Request
Transcribe every entry word for word. Skip the pictures.
--- Start ---
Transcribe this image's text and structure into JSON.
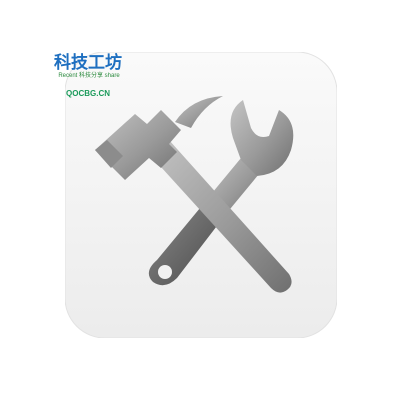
{
  "watermark": {
    "title": "科技工坊",
    "subtitle": "Recent 科技分享 share",
    "url": "QOCBG.CN"
  },
  "icon": {
    "name": "hammer-and-wrench-icon",
    "colors": {
      "tile_background": "#f3f3f3",
      "tool_light": "#a6a6a6",
      "tool_dark": "#595959"
    }
  }
}
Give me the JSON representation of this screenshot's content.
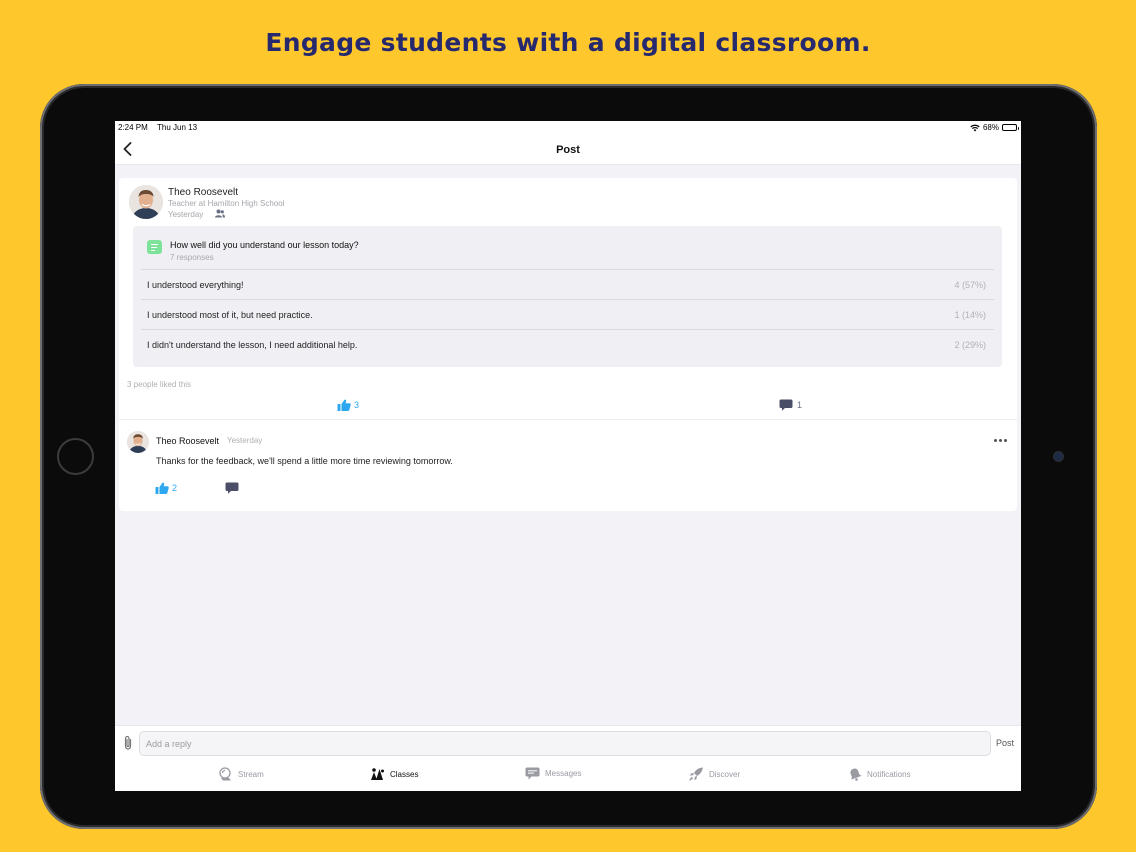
--- End ---
Problem solution
Transcribe this image's text and structure into JSON.
{
  "watermark": {
    "title": "科技工坊",
    "subtitle": "Recent 科技分享 share",
    "url": "QOCBG.CN"
  },
  "icon": {
    "name": "hammer-and-wrench-icon",
    "colors": {
      "tile_background": "#f3f3f3",
      "tool_light": "#a6a6a6",
      "tool_dark": "#595959"
    }
  }
}
Give me the JSON representation of this screenshot's content.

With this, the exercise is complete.